Given problem
Lines containing the word "páginas" are the ones to copy from the records below.

Excerpted data
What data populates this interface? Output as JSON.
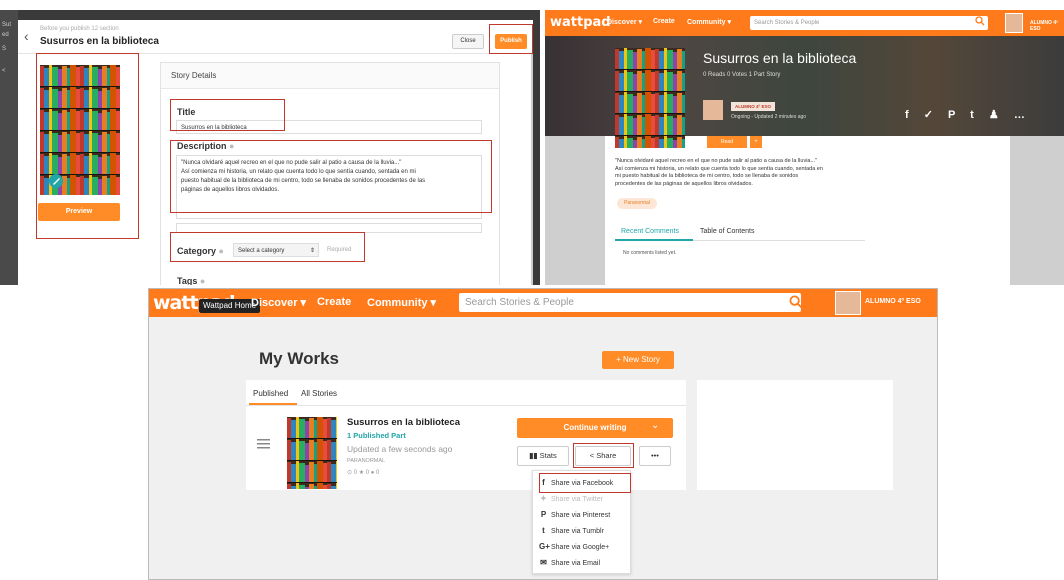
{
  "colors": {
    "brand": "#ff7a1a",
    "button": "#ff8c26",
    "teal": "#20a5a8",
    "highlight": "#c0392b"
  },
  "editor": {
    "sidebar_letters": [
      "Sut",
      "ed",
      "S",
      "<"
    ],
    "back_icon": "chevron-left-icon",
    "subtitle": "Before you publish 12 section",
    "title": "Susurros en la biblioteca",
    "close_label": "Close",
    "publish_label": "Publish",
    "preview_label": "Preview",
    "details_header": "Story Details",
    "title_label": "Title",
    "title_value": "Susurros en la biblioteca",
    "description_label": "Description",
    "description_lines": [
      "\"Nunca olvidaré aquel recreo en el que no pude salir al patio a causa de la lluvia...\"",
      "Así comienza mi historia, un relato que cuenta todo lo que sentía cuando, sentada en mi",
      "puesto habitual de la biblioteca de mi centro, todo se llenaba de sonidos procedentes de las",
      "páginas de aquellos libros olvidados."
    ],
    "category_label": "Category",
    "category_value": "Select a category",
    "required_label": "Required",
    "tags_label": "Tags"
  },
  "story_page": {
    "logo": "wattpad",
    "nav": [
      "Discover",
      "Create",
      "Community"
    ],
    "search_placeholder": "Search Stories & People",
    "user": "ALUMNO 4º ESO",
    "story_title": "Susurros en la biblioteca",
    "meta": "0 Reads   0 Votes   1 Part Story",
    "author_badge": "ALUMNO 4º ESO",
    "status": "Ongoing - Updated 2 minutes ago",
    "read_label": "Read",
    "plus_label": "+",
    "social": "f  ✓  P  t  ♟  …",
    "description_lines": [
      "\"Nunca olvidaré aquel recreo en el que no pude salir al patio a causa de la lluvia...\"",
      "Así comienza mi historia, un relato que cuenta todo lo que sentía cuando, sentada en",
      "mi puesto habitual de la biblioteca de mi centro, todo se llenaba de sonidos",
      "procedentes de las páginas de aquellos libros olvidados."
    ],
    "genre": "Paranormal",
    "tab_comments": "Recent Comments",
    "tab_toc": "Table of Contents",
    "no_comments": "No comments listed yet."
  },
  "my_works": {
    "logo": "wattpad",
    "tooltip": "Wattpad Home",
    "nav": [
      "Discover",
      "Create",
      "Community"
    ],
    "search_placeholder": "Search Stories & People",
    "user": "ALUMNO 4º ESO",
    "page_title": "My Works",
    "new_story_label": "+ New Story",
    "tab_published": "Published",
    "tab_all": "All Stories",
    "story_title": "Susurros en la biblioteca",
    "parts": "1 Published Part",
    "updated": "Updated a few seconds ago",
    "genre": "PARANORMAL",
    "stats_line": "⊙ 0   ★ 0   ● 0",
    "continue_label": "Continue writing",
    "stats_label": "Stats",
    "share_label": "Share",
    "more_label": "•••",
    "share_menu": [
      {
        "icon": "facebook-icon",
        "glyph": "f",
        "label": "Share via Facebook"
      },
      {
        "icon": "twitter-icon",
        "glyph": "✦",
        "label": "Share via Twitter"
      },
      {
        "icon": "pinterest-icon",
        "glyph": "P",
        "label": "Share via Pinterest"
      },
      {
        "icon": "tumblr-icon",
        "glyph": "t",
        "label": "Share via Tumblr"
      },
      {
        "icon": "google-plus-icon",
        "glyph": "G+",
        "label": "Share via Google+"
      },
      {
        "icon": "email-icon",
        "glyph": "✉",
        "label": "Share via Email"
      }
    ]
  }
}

Full output
      "páginas de aquellos libros olvidados."
      "procedentes de las páginas de aquellos libros olvidados."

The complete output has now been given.